WHAT IS ASKED = Every record must be repeated exactly, with no omission.

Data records
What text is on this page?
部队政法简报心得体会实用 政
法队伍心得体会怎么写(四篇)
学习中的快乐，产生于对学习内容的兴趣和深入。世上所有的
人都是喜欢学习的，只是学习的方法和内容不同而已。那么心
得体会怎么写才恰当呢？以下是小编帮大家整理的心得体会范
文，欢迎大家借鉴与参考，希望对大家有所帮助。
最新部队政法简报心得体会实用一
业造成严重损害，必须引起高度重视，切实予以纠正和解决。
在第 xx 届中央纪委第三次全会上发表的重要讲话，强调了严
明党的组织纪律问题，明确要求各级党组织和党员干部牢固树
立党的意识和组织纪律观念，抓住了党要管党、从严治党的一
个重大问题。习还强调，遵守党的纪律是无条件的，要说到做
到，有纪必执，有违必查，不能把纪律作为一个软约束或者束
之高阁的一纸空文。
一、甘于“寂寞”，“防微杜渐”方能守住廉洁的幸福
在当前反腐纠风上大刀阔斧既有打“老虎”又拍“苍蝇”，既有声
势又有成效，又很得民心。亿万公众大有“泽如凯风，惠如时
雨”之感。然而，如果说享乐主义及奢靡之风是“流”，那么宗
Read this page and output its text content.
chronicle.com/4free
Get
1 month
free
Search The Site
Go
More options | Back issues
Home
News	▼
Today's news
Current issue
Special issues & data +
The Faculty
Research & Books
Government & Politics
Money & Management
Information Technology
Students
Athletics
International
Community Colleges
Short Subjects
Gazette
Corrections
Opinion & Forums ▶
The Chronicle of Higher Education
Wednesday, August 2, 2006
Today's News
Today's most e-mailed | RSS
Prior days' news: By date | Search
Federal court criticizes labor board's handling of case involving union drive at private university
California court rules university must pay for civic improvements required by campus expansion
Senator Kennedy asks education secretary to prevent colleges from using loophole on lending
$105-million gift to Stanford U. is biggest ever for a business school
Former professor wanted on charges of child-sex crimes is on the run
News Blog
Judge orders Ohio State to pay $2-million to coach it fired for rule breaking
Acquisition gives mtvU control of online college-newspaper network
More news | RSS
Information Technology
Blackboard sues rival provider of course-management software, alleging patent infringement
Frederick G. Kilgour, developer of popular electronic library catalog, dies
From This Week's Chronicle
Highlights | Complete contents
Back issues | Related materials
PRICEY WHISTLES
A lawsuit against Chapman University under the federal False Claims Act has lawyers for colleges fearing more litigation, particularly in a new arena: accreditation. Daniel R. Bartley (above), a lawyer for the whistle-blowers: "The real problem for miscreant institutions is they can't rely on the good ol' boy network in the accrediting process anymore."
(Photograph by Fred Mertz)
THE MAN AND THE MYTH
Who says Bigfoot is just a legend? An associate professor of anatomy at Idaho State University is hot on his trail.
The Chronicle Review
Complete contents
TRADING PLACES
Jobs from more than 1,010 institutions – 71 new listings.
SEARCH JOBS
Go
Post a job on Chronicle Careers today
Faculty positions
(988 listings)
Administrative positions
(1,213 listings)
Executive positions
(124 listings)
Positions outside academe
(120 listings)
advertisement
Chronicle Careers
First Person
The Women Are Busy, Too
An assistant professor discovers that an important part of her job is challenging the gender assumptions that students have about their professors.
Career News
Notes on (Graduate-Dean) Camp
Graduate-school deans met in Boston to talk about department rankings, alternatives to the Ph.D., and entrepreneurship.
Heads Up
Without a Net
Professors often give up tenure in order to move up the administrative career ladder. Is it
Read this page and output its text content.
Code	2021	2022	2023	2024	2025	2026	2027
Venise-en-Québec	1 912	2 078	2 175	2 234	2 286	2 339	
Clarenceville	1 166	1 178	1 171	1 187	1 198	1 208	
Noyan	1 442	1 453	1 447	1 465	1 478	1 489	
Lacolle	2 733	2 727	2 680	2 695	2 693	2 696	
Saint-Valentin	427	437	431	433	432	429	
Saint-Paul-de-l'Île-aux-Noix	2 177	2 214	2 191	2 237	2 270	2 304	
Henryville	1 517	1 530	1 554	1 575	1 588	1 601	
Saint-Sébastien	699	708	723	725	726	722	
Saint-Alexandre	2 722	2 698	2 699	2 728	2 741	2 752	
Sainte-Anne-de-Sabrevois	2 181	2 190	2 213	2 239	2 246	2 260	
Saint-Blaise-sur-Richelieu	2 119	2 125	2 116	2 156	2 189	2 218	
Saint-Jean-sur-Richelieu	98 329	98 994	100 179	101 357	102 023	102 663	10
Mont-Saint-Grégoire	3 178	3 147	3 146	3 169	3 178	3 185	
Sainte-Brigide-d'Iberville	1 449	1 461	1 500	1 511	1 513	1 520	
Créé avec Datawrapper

SOLVED EXERCISE =
What text is on this page?
部队政法简报心得体会实用 政
法队伍心得体会怎么写(四篇)
学习中的快乐，产生于对学习内容的兴趣和深入。世上所有的
人都是喜欢学习的，只是学习的方法和内容不同而已。那么心
得体会怎么写才恰当呢？以下是小编帮大家整理的心得体会范
文，欢迎大家借鉴与参考，希望对大家有所帮助。
最新部队政法简报心得体会实用一
业造成严重损害，必须引起高度重视，切实予以纠正和解决。
在第 xx 届中央纪委第三次全会上发表的重要讲话，强调了严
明党的组织纪律问题，明确要求各级党组织和党员干部牢固树
立党的意识和组织纪律观念，抓住了党要管党、从严治党的一
个重大问题。习还强调，遵守党的纪律是无条件的，要说到做
到，有纪必执，有违必查，不能把纪律作为一个软约束或者束
之高阁的一纸空文。
一、甘于“寂寞”，“防微杜渐”方能守住廉洁的幸福
在当前反腐纠风上大刀阔斧既有打“老虎”又拍“苍蝇”，既有声
势又有成效，又很得民心。亿万公众大有“泽如凯风，惠如时
雨”之感。然而，如果说享乐主义及奢靡之风是“流”，那么宗
Read this page and output its text content.
chronicle.com/4free
Get
1 month
free
Search The Site
Go
More options | Back issues
Home
News	▼
Today's news
Current issue
Special issues & data +
The Faculty
Research & Books
Government & Politics
Money & Management
Information Technology
Students
Athletics
International
Community Colleges
Short Subjects
Gazette
Corrections
Opinion & Forums ▶
The Chronicle of Higher Education
Wednesday, August 2, 2006
Today's News
Today's most e-mailed | RSS
Prior days' news: By date | Search
Federal court criticizes labor board's handling of case involving union drive at private university
California court rules university must pay for civic improvements required by campus expansion
Senator Kennedy asks education secretary to prevent colleges from using loophole on lending
$105-million gift to Stanford U. is biggest ever for a business school
Former professor wanted on charges of child-sex crimes is on the run
News Blog
Judge orders Ohio State to pay $2-million to coach it fired for rule breaking
Acquisition gives mtvU control of online college-newspaper network
More news | RSS
Information Technology
Blackboard sues rival provider of course-management software, alleging patent infringement
Frederick G. Kilgour, developer of popular electronic library catalog, dies
From This Week's Chronicle
Highlights | Complete contents
Back issues | Related materials
PRICEY WHISTLES
A lawsuit against Chapman University under the federal False Claims Act has lawyers for colleges fearing more litigation, particularly in a new arena: accreditation. Daniel R. Bartley (above), a lawyer for the whistle-blowers: "The real problem for miscreant institutions is they can't rely on the good ol' boy network in the accrediting process anymore."
(Photograph by Fred Mertz)
THE MAN AND THE MYTH
Who says Bigfoot is just a legend? An associate professor of anatomy at Idaho State University is hot on his trail.
The Chronicle Review
Complete contents
TRADING PLACES
Jobs from more than 1,010 institutions – 71 new listings.
SEARCH JOBS
Go
Post a job on Chronicle Careers today
Faculty positions
(988 listings)
Administrative positions
(1,213 listings)
Executive positions
(124 listings)
Positions outside academe
(120 listings)
advertisement
Chronicle Careers
First Person
The Women Are Busy, Too
An assistant professor discovers that an important part of her job is challenging the gender assumptions that students have about their professors.
Career News
Notes on (Graduate-Dean) Camp
Graduate-school deans met in Boston to talk about department rankings, alternatives to the Ph.D., and entrepreneurship.
Heads Up
Without a Net
Professors often give up tenure in order to move up the administrative career ladder. Is it
Read this page and output its text content.
Code	2021	2022	2023	2024	2025	2026	2027
Venise-en-Québec	1 912	2 078	2 175	2 234	2 286	2 339	
Clarenceville	1 166	1 178	1 171	1 187	1 198	1 208	
Noyan	1 442	1 453	1 447	1 465	1 478	1 489	
Lacolle	2 733	2 727	2 680	2 695	2 693	2 696	
Saint-Valentin	427	437	431	433	432	429	
Saint-Paul-de-l'Île-aux-Noix	2 177	2 214	2 191	2 237	2 270	2 304	
Henryville	1 517	1 530	1 554	1 575	1 588	1 601	
Saint-Sébastien	699	708	723	725	726	722	
Saint-Alexandre	2 722	2 698	2 699	2 728	2 741	2 752	
Sainte-Anne-de-Sabrevois	2 181	2 190	2 213	2 239	2 246	2 260	
Saint-Blaise-sur-Richelieu	2 119	2 125	2 116	2 156	2 189	2 218	
Saint-Jean-sur-Richelieu	98 329	98 994	100 179	101 357	102 023	102 663	10
Mont-Saint-Grégoire	3 178	3 147	3 146	3 169	3 178	3 185	
Sainte-Brigide-d'Iberville	1 449	1 461	1 500	1 511	1 513	1 520	
Créé avec Datawrapper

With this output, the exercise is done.